*EXERCISE DIRECTIONS*. Show every line of the records below that contains the word "before".

Figure collection entries:
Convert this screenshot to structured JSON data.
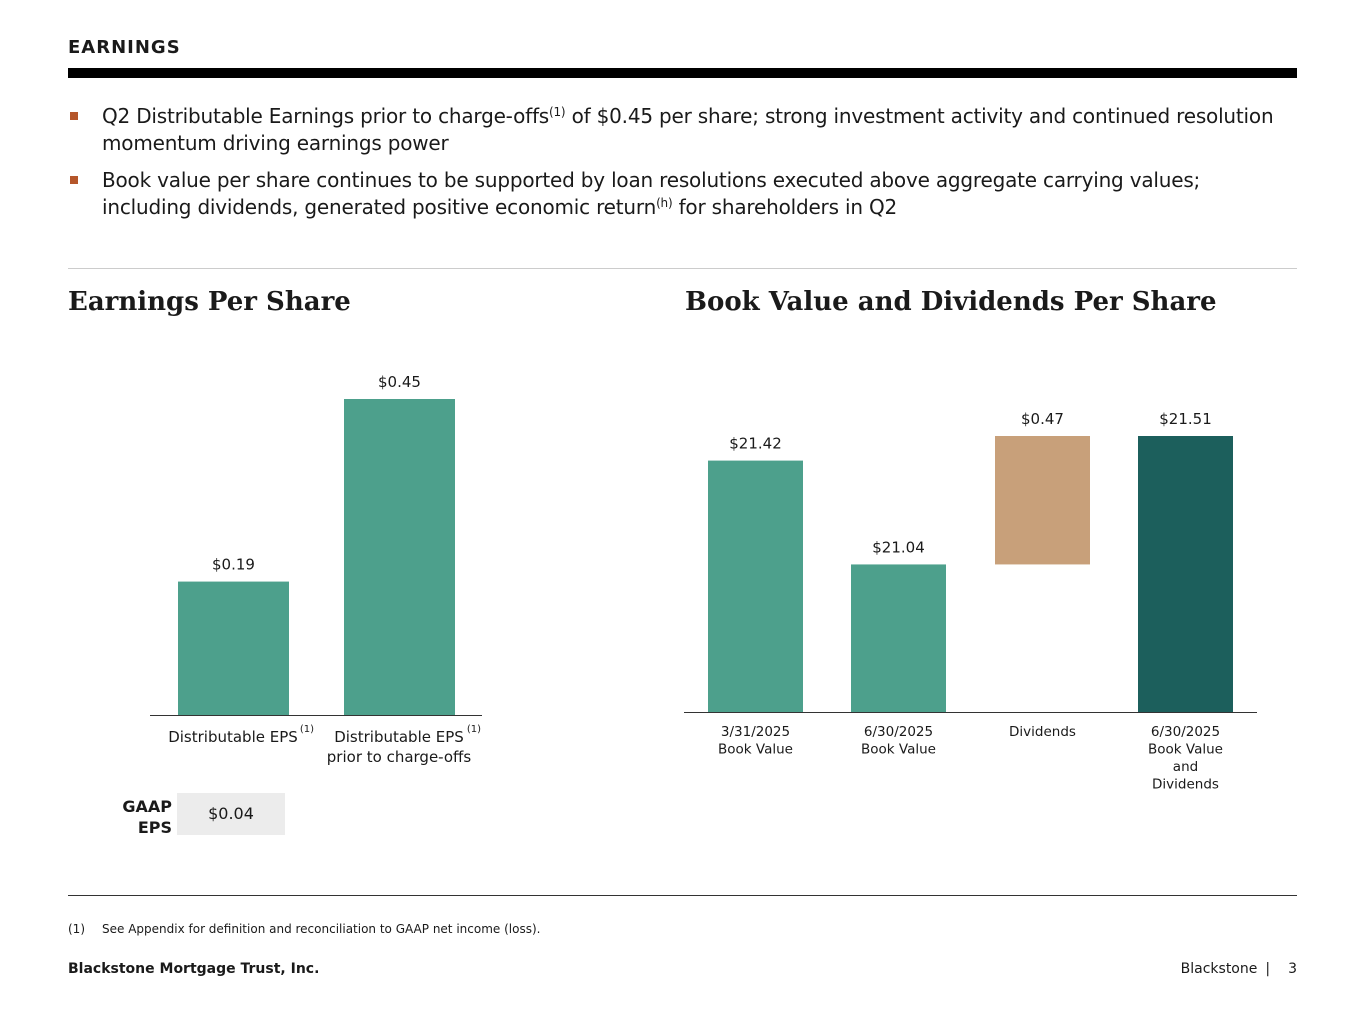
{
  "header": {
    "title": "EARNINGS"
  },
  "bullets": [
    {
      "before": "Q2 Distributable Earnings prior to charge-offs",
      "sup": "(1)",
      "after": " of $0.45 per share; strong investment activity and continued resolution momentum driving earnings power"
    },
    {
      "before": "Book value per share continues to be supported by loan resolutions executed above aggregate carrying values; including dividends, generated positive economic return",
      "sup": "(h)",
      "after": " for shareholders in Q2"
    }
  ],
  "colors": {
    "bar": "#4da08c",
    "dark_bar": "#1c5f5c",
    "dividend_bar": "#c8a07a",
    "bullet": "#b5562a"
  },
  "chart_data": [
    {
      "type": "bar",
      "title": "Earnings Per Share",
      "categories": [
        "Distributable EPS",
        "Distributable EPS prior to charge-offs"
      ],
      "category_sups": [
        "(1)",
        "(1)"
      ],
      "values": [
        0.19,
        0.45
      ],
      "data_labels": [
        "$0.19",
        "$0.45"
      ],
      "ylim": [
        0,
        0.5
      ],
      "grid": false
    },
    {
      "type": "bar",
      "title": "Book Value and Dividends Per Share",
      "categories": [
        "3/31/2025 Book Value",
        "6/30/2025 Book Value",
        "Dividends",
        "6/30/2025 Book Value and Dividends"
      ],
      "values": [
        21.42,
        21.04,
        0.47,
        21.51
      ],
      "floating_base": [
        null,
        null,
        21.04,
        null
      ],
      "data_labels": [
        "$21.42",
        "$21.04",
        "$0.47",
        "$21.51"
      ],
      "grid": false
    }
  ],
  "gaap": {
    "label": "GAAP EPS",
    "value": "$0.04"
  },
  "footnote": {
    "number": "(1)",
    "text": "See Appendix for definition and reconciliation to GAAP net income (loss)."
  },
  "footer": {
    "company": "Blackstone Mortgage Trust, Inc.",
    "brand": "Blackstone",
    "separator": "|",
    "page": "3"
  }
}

...

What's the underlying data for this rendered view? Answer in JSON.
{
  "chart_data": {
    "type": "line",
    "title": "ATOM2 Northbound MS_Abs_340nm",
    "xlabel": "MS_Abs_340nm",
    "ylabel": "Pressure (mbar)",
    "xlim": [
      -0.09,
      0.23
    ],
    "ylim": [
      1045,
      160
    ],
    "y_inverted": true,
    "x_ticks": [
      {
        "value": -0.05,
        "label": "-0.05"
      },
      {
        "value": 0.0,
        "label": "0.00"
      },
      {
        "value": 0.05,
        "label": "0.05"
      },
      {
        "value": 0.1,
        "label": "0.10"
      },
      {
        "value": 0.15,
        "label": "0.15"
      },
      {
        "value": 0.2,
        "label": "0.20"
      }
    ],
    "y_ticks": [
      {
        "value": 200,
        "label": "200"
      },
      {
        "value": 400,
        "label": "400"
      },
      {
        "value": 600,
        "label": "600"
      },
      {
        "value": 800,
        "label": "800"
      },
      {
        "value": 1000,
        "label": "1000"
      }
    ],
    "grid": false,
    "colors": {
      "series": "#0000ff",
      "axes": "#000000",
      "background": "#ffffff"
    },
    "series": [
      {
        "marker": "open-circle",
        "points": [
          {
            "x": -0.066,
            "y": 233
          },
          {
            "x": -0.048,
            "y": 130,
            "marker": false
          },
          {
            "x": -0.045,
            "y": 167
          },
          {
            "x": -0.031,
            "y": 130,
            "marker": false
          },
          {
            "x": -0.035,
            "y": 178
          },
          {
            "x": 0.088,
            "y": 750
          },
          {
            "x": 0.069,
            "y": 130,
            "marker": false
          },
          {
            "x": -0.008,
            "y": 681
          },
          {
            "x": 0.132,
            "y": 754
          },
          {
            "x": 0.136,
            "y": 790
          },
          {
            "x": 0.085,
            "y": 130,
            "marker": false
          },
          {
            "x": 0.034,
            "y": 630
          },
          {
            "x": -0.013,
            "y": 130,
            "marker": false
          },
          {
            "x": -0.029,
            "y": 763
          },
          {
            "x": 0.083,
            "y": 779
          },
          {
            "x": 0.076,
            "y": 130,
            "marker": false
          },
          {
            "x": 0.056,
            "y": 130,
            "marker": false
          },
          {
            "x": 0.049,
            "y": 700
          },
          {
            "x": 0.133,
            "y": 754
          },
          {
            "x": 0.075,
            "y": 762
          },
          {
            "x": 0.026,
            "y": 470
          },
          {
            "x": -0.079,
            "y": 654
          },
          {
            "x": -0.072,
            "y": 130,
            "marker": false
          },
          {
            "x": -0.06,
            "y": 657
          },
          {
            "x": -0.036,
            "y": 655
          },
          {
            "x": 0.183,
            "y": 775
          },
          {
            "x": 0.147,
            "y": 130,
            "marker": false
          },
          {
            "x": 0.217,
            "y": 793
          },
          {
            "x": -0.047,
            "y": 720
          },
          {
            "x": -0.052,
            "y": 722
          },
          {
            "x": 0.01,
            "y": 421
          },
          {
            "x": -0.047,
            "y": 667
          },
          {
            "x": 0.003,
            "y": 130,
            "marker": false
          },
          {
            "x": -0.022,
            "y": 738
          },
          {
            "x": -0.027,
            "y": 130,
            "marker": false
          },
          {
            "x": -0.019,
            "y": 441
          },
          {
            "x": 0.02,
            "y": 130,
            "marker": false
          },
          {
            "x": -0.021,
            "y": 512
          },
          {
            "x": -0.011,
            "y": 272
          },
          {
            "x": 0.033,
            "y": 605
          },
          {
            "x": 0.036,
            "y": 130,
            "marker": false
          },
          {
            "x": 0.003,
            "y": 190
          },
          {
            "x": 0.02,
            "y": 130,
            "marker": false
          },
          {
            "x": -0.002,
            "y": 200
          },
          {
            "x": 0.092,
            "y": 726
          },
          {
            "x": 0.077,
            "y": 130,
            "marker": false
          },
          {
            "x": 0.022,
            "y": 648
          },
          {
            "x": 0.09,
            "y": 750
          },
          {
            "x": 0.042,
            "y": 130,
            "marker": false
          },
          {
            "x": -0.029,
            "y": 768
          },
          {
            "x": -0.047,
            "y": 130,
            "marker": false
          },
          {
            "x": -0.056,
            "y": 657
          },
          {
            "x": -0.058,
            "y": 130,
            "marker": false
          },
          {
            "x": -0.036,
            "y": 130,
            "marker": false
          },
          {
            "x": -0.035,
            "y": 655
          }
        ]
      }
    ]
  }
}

...

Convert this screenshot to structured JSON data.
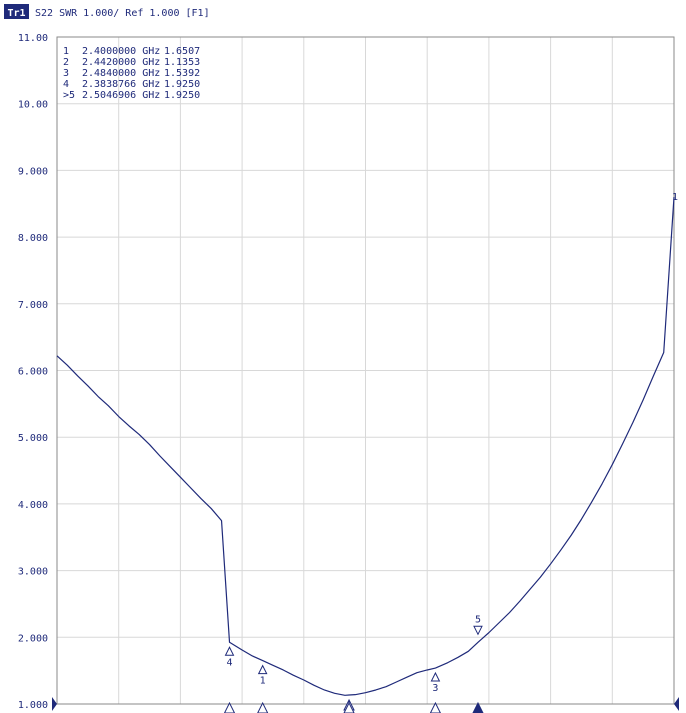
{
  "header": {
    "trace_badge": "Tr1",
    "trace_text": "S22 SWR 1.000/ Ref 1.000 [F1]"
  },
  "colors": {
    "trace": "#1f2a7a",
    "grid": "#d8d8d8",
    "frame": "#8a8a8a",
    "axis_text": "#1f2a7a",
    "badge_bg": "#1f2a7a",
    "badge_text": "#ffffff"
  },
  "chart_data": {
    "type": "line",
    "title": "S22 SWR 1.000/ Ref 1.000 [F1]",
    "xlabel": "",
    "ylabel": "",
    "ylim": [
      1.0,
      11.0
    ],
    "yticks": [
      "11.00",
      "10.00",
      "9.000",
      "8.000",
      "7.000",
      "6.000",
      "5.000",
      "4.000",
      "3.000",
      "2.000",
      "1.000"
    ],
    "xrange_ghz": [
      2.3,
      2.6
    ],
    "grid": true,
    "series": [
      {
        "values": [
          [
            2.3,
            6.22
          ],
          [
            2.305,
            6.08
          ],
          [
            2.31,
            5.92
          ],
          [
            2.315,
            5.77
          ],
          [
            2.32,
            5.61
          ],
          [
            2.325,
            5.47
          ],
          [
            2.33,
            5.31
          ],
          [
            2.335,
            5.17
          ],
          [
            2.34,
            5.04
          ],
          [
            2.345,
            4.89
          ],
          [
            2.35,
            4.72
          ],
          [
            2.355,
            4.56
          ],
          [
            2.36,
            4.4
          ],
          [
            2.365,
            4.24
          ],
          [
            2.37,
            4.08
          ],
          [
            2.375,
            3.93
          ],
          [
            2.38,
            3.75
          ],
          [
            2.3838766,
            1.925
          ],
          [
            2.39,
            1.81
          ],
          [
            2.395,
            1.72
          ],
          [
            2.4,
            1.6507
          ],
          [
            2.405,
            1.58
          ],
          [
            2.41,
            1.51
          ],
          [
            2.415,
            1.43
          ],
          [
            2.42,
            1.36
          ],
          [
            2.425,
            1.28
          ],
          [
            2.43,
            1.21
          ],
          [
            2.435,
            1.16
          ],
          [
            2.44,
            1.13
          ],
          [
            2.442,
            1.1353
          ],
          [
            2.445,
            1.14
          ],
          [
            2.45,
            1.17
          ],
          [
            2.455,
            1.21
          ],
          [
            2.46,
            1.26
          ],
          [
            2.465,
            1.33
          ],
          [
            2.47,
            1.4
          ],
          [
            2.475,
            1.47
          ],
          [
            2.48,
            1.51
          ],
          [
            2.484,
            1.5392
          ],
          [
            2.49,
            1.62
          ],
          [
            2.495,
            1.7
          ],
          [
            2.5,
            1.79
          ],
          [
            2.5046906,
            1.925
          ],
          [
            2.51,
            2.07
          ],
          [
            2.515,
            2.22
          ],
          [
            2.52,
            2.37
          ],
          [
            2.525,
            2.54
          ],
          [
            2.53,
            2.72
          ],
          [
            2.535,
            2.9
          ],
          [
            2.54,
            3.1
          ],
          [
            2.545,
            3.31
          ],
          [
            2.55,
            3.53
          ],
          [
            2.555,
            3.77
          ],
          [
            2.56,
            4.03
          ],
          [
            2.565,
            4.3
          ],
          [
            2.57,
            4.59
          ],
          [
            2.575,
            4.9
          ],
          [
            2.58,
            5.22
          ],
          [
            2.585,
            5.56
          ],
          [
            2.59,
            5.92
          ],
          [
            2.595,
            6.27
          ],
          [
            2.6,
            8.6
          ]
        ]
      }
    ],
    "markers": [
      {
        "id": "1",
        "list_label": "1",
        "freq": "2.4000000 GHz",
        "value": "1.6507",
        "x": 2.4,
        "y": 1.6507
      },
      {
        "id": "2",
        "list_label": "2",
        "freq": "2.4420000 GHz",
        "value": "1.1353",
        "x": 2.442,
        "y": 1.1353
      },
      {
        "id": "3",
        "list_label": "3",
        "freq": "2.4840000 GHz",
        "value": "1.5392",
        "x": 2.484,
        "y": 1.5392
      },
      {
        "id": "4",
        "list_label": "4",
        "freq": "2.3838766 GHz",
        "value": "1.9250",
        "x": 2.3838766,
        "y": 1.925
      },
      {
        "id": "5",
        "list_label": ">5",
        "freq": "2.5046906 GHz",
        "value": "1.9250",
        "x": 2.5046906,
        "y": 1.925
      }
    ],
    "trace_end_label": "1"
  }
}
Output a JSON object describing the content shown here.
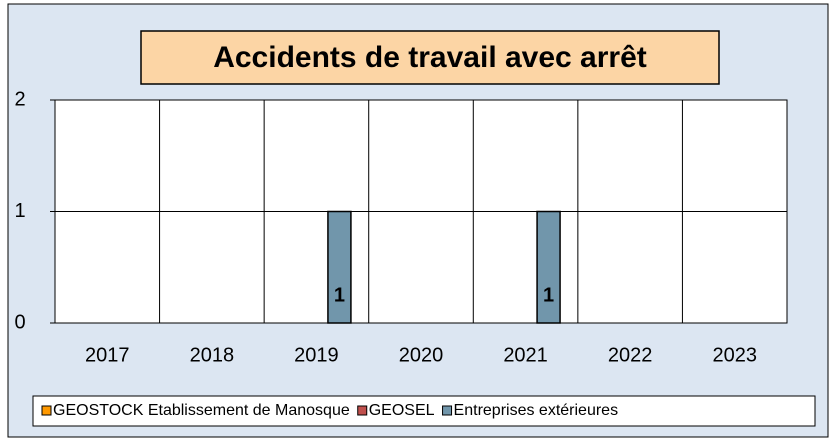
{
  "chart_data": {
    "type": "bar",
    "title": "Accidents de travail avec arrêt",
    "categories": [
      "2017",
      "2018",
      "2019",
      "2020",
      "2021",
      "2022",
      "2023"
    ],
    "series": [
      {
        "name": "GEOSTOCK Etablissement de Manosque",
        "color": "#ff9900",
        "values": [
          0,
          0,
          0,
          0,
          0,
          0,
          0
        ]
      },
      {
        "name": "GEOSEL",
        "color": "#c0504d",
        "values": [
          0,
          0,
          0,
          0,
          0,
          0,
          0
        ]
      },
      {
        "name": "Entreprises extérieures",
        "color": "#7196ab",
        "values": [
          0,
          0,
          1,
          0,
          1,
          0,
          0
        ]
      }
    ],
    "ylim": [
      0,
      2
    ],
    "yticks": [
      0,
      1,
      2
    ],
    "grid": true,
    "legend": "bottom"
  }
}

*OUTPUT OF THE TASK*.
      "before": "Q2 Distributable Earnings prior to charge-offs",
      "before": "Book value per share continues to be supported by loan resolutions executed above aggregate carrying values; including dividends, generated positive economic return",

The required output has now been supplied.